Instructions for the task: The data below must be copied in full and without any change.

⟨

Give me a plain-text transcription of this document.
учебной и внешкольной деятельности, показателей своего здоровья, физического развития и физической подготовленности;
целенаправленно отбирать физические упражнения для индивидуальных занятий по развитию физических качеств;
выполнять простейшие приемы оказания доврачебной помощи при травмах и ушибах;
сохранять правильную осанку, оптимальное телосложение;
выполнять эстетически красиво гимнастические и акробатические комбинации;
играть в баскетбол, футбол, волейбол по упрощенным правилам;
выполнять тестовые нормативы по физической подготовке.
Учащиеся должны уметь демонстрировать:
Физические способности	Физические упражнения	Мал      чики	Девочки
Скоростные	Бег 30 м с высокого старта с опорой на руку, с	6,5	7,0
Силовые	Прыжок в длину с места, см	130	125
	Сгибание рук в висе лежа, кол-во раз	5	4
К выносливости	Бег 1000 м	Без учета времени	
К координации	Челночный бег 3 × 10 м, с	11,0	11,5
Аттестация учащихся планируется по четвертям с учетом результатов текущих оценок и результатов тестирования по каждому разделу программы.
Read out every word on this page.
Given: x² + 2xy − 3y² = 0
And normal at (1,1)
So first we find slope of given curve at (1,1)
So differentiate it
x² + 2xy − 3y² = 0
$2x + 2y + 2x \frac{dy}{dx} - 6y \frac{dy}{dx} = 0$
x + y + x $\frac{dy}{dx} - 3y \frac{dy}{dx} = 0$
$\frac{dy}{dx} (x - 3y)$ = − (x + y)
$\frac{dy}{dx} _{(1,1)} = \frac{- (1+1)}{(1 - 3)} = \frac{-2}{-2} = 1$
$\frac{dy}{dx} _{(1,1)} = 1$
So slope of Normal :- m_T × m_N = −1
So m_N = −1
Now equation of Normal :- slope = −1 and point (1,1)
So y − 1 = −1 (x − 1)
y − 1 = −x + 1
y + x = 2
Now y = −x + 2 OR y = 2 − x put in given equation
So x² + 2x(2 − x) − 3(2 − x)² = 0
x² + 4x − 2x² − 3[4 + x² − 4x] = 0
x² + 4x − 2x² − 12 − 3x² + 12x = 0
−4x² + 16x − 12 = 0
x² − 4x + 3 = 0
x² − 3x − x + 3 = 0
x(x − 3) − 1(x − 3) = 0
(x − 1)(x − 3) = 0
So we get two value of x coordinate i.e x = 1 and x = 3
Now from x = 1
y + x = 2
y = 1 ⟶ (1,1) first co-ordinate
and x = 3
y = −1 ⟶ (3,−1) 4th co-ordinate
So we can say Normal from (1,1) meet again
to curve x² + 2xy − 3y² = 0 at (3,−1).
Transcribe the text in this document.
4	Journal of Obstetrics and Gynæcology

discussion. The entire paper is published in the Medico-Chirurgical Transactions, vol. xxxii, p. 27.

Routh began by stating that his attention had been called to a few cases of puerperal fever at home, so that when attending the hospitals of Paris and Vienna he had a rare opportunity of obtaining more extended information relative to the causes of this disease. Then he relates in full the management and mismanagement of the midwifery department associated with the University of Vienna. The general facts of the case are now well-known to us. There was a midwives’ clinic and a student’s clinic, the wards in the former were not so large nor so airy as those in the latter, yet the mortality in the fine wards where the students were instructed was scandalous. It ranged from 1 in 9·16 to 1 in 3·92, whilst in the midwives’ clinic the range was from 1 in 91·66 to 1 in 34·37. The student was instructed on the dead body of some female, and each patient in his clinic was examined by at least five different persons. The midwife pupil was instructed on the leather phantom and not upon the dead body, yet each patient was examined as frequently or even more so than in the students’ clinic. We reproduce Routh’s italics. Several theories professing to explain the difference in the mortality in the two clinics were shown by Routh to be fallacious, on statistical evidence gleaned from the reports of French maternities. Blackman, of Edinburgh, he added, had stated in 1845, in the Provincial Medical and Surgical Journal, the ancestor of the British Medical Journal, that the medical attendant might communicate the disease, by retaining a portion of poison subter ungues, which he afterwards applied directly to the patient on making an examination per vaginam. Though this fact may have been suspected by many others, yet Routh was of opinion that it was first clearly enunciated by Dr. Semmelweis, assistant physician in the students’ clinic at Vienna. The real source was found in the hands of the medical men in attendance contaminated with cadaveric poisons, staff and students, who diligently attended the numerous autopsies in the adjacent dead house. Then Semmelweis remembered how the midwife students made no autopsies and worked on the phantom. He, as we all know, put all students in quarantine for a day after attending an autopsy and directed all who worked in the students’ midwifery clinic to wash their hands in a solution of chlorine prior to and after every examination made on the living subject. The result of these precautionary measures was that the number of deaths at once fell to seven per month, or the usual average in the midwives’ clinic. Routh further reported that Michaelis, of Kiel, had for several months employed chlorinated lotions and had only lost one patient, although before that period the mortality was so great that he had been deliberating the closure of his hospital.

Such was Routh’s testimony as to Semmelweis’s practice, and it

⟩

Solution to this exercise:
Give me a plain-text transcription of this document.
учебной и внешкольной деятельности, показателей своего здоровья, физического развития и физической подготовленности;
целенаправленно отбирать физические упражнения для индивидуальных занятий по развитию физических качеств;
выполнять простейшие приемы оказания доврачебной помощи при травмах и ушибах;
сохранять правильную осанку, оптимальное телосложение;
выполнять эстетически красиво гимнастические и акробатические комбинации;
играть в баскетбол, футбол, волейбол по упрощенным правилам;
выполнять тестовые нормативы по физической подготовке.
Учащиеся должны уметь демонстрировать:
Физические способности	Физические упражнения	Мал      чики	Девочки
Скоростные	Бег 30 м с высокого старта с опорой на руку, с	6,5	7,0
Силовые	Прыжок в длину с места, см	130	125
	Сгибание рук в висе лежа, кол-во раз	5	4
К выносливости	Бег 1000 м	Без учета времени	
К координации	Челночный бег 3 × 10 м, с	11,0	11,5
Аттестация учащихся планируется по четвертям с учетом результатов текущих оценок и результатов тестирования по каждому разделу программы.
Read out every word on this page.
Given: x² + 2xy − 3y² = 0
And normal at (1,1)
So first we find slope of given curve at (1,1)
So differentiate it
x² + 2xy − 3y² = 0
$2x + 2y + 2x \frac{dy}{dx} - 6y \frac{dy}{dx} = 0$
x + y + x $\frac{dy}{dx} - 3y \frac{dy}{dx} = 0$
$\frac{dy}{dx} (x - 3y)$ = − (x + y)
$\frac{dy}{dx} _{(1,1)} = \frac{- (1+1)}{(1 - 3)} = \frac{-2}{-2} = 1$
$\frac{dy}{dx} _{(1,1)} = 1$
So slope of Normal :- m_T × m_N = −1
So m_N = −1
Now equation of Normal :- slope = −1 and point (1,1)
So y − 1 = −1 (x − 1)
y − 1 = −x + 1
y + x = 2
Now y = −x + 2 OR y = 2 − x put in given equation
So x² + 2x(2 − x) − 3(2 − x)² = 0
x² + 4x − 2x² − 3[4 + x² − 4x] = 0
x² + 4x − 2x² − 12 − 3x² + 12x = 0
−4x² + 16x − 12 = 0
x² − 4x + 3 = 0
x² − 3x − x + 3 = 0
x(x − 3) − 1(x − 3) = 0
(x − 1)(x − 3) = 0
So we get two value of x coordinate i.e x = 1 and x = 3
Now from x = 1
y + x = 2
y = 1 ⟶ (1,1) first co-ordinate
and x = 3
y = −1 ⟶ (3,−1) 4th co-ordinate
So we can say Normal from (1,1) meet again
to curve x² + 2xy − 3y² = 0 at (3,−1).
Transcribe the text in this document.
4	Journal of Obstetrics and Gynæcology

discussion. The entire paper is published in the Medico-Chirurgical Transactions, vol. xxxii, p. 27.

Routh began by stating that his attention had been called to a few cases of puerperal fever at home, so that when attending the hospitals of Paris and Vienna he had a rare opportunity of obtaining more extended information relative to the causes of this disease. Then he relates in full the management and mismanagement of the midwifery department associated with the University of Vienna. The general facts of the case are now well-known to us. There was a midwives’ clinic and a student’s clinic, the wards in the former were not so large nor so airy as those in the latter, yet the mortality in the fine wards where the students were instructed was scandalous. It ranged from 1 in 9·16 to 1 in 3·92, whilst in the midwives’ clinic the range was from 1 in 91·66 to 1 in 34·37. The student was instructed on the dead body of some female, and each patient in his clinic was examined by at least five different persons. The midwife pupil was instructed on the leather phantom and not upon the dead body, yet each patient was examined as frequently or even more so than in the students’ clinic. We reproduce Routh’s italics. Several theories professing to explain the difference in the mortality in the two clinics were shown by Routh to be fallacious, on statistical evidence gleaned from the reports of French maternities. Blackman, of Edinburgh, he added, had stated in 1845, in the Provincial Medical and Surgical Journal, the ancestor of the British Medical Journal, that the medical attendant might communicate the disease, by retaining a portion of poison subter ungues, which he afterwards applied directly to the patient on making an examination per vaginam. Though this fact may have been suspected by many others, yet Routh was of opinion that it was first clearly enunciated by Dr. Semmelweis, assistant physician in the students’ clinic at Vienna. The real source was found in the hands of the medical men in attendance contaminated with cadaveric poisons, staff and students, who diligently attended the numerous autopsies in the adjacent dead house. Then Semmelweis remembered how the midwife students made no autopsies and worked on the phantom. He, as we all know, put all students in quarantine for a day after attending an autopsy and directed all who worked in the students’ midwifery clinic to wash their hands in a solution of chlorine prior to and after every examination made on the living subject. The result of these precautionary measures was that the number of deaths at once fell to seven per month, or the usual average in the midwives’ clinic. Routh further reported that Michaelis, of Kiel, had for several months employed chlorinated lotions and had only lost one patient, although before that period the mortality was so great that he had been deliberating the closure of his hospital.

Such was Routh’s testimony as to Semmelweis’s practice, and it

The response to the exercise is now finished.